* start DATASET RECORDS *

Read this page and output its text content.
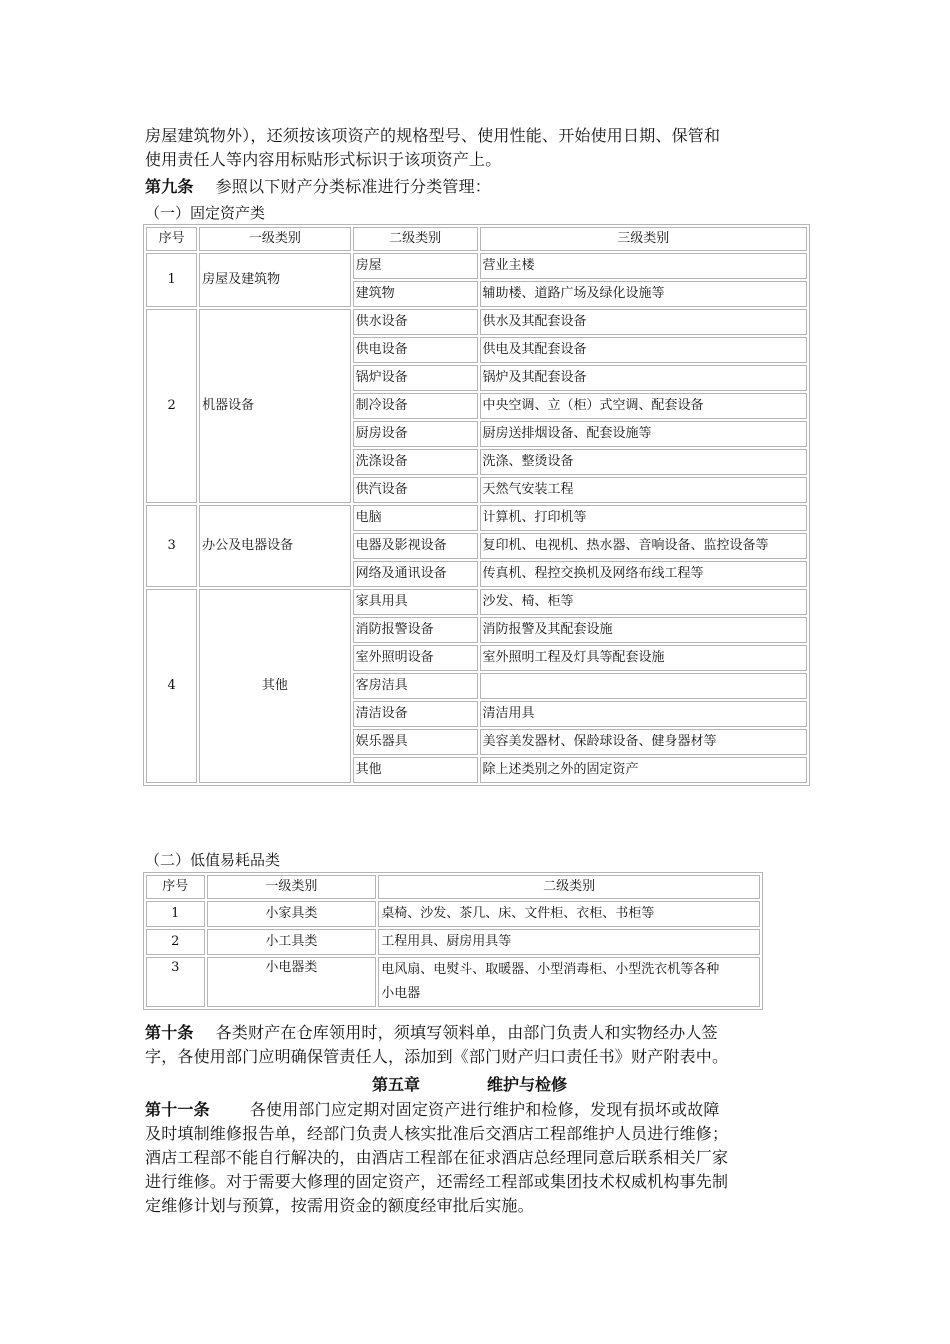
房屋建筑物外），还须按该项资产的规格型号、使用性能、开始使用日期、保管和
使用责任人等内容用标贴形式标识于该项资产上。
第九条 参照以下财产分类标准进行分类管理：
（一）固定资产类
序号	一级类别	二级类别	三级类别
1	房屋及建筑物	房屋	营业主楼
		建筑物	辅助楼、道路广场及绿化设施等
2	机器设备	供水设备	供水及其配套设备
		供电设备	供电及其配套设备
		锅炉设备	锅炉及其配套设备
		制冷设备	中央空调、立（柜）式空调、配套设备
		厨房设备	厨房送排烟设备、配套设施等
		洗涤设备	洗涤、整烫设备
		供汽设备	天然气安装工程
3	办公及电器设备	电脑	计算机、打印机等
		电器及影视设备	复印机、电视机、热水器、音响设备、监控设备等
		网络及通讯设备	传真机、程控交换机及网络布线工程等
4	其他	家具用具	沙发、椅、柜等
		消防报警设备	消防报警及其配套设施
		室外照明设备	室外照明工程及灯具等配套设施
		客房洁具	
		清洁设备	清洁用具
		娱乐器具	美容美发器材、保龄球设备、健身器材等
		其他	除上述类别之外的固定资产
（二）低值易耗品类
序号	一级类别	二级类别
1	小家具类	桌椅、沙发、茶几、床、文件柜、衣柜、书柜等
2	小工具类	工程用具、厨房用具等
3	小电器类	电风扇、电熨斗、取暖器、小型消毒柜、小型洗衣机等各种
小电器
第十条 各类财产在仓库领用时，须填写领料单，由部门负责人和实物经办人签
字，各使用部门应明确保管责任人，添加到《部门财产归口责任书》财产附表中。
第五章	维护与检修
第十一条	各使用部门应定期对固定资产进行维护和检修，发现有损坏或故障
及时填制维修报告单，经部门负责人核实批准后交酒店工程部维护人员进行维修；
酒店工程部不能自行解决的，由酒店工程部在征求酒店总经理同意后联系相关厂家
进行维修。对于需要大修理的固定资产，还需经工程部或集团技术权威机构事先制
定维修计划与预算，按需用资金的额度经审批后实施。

* end DATASET RECORDS *

= AIM =
Verbatim reproduction of every record is required; images are left out.

= ANSWER TO THE PROBLEM =
Read this page and output its text content.
房屋建筑物外），还须按该项资产的规格型号、使用性能、开始使用日期、保管和
使用责任人等内容用标贴形式标识于该项资产上。
第九条 参照以下财产分类标准进行分类管理：
（一）固定资产类
序号	一级类别	二级类别	三级类别
1	房屋及建筑物	房屋	营业主楼
		建筑物	辅助楼、道路广场及绿化设施等
2	机器设备	供水设备	供水及其配套设备
		供电设备	供电及其配套设备
		锅炉设备	锅炉及其配套设备
		制冷设备	中央空调、立（柜）式空调、配套设备
		厨房设备	厨房送排烟设备、配套设施等
		洗涤设备	洗涤、整烫设备
		供汽设备	天然气安装工程
3	办公及电器设备	电脑	计算机、打印机等
		电器及影视设备	复印机、电视机、热水器、音响设备、监控设备等
		网络及通讯设备	传真机、程控交换机及网络布线工程等
4	其他	家具用具	沙发、椅、柜等
		消防报警设备	消防报警及其配套设施
		室外照明设备	室外照明工程及灯具等配套设施
		客房洁具	
		清洁设备	清洁用具
		娱乐器具	美容美发器材、保龄球设备、健身器材等
		其他	除上述类别之外的固定资产
（二）低值易耗品类
序号	一级类别	二级类别
1	小家具类	桌椅、沙发、茶几、床、文件柜、衣柜、书柜等
2	小工具类	工程用具、厨房用具等
3	小电器类	电风扇、电熨斗、取暖器、小型消毒柜、小型洗衣机等各种
小电器
第十条 各类财产在仓库领用时，须填写领料单，由部门负责人和实物经办人签
字，各使用部门应明确保管责任人，添加到《部门财产归口责任书》财产附表中。
第五章	维护与检修
第十一条	各使用部门应定期对固定资产进行维护和检修，发现有损坏或故障
及时填制维修报告单，经部门负责人核实批准后交酒店工程部维护人员进行维修；
酒店工程部不能自行解决的，由酒店工程部在征求酒店总经理同意后联系相关厂家
进行维修。对于需要大修理的固定资产，还需经工程部或集团技术权威机构事先制
定维修计划与预算，按需用资金的额度经审批后实施。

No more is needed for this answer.